Written task:
Separate out the lines that hold "让理智战胜贪欲".

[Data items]
-- start --

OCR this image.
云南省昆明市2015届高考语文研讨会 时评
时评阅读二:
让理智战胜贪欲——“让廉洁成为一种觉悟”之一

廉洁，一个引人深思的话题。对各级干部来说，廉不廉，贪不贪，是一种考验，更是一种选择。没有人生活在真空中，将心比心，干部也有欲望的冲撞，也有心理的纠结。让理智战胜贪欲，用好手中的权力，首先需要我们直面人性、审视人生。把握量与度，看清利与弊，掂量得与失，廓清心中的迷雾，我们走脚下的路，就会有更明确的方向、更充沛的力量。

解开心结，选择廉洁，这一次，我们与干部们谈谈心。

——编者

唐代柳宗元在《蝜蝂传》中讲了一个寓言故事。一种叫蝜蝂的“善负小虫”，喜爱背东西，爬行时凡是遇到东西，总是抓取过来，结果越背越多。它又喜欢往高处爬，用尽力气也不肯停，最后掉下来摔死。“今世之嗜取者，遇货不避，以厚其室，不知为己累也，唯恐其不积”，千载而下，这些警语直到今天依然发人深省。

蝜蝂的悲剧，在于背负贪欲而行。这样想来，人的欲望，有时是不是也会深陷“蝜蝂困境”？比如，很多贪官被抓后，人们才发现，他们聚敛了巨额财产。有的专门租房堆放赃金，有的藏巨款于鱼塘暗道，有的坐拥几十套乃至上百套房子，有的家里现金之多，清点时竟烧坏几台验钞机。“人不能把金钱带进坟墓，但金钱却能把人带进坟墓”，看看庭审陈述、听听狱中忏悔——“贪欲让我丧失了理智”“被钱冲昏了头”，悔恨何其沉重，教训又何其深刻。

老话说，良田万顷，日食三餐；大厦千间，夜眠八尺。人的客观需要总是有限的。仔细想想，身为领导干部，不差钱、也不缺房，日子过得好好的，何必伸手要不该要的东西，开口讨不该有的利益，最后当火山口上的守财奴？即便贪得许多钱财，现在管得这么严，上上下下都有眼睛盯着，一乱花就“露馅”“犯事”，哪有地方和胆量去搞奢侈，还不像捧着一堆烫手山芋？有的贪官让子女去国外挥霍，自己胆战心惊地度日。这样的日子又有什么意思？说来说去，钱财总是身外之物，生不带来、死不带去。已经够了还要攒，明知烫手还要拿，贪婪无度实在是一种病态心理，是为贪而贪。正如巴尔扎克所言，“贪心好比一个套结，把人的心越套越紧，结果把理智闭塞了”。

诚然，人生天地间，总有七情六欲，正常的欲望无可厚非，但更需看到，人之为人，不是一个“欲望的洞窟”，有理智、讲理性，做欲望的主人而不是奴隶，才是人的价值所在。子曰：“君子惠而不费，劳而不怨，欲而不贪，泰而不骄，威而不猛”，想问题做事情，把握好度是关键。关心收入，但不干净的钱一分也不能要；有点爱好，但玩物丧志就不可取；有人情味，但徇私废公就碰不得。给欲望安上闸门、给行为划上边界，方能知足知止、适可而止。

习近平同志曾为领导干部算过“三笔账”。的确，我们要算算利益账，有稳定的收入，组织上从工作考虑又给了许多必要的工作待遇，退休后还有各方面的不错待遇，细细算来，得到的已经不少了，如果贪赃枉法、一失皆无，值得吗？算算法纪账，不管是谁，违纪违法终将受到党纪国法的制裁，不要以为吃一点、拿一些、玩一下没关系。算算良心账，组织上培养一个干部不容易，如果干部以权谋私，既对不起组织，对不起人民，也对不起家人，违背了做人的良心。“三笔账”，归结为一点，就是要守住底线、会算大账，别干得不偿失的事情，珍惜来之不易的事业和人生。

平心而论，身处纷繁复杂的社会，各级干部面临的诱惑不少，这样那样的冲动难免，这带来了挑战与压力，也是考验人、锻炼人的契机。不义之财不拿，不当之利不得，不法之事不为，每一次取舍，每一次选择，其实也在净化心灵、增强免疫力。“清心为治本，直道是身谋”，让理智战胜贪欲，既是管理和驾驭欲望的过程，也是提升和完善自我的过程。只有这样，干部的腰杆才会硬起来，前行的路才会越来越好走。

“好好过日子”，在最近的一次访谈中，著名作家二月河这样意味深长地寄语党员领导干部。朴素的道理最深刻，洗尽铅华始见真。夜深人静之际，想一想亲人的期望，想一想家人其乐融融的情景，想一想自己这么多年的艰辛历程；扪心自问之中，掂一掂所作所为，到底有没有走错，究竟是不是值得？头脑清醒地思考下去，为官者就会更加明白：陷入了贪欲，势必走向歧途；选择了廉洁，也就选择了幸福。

-- end --
-- start --

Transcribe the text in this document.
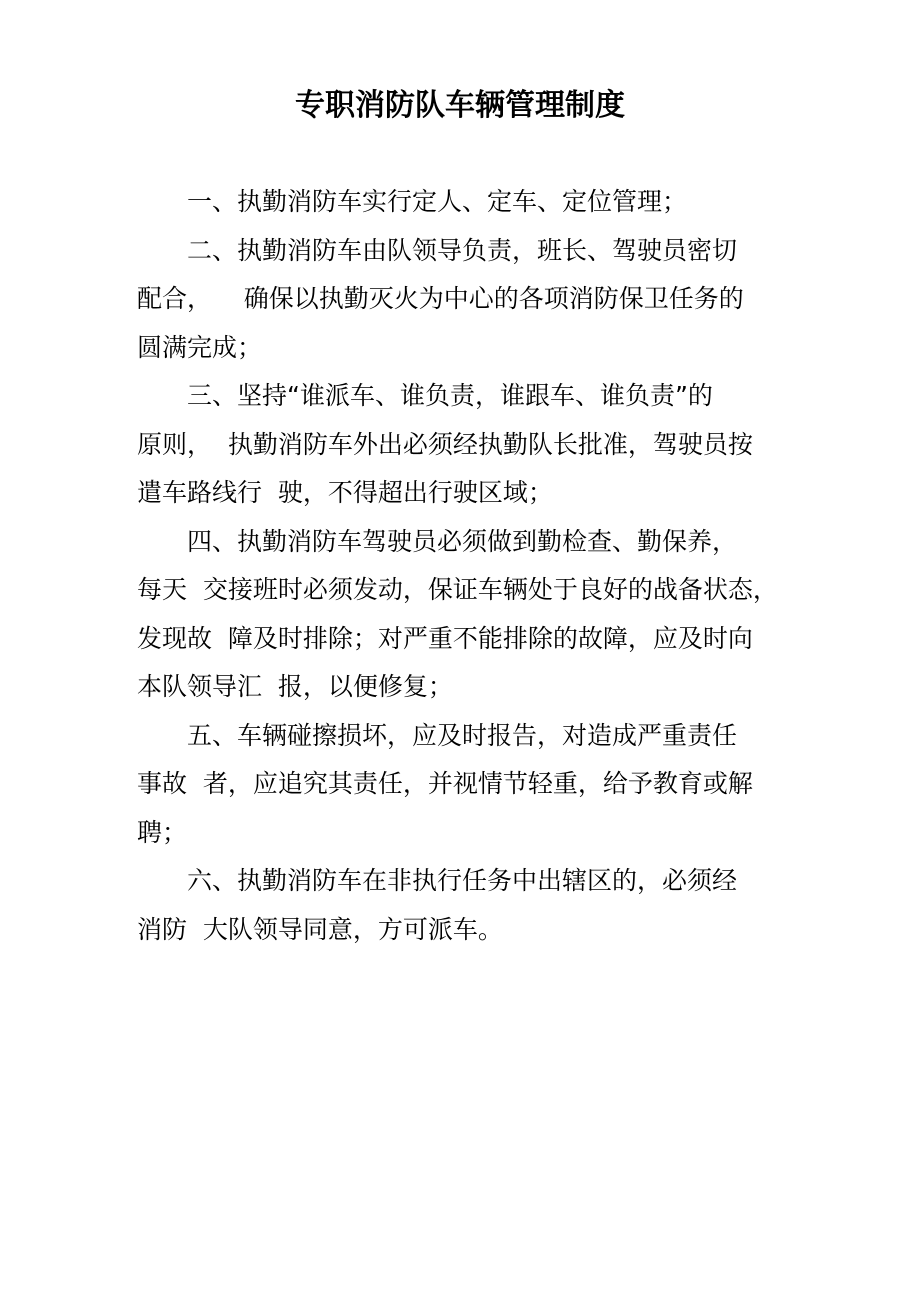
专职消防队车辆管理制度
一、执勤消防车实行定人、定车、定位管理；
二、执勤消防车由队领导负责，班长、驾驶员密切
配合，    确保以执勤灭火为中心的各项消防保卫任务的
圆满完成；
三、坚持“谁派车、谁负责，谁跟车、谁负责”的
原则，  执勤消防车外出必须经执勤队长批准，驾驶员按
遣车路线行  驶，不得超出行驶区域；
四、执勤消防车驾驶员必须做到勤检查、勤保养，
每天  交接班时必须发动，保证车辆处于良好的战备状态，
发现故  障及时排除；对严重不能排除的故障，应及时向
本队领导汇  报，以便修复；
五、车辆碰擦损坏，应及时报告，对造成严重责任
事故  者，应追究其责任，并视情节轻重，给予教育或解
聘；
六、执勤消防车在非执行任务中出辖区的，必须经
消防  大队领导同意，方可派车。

-- end --

Task output:
让理智战胜贪欲——“让廉洁成为一种觉悟”之一
廉洁，一个引人深思的话题。对各级干部来说，廉不廉，贪不贪，是一种考验，更是一种选择。没有人生活在真空中，将心比心，干部也有欲望的冲撞，也有心理的纠结。让理智战胜贪欲，用好手中的权力，首先需要我们直面人性、审视人生。把握量与度，看清利与弊，掂量得与失，廓清心中的迷雾，我们走脚下的路，就会有更明确的方向、更充沛的力量。
平心而论，身处纷繁复杂的社会，各级干部面临的诱惑不少，这样那样的冲动难免，这带来了挑战与压力，也是考验人、锻炼人的契机。不义之财不拿，不当之利不得，不法之事不为，每一次取舍，每一次选择，其实也在净化心灵、增强免疫力。“清心为治本，直道是身谋”，让理智战胜贪欲，既是管理和驾驭欲望的过程，也是提升和完善自我的过程。只有这样，干部的腰杆才会硬起来，前行的路才会越来越好走。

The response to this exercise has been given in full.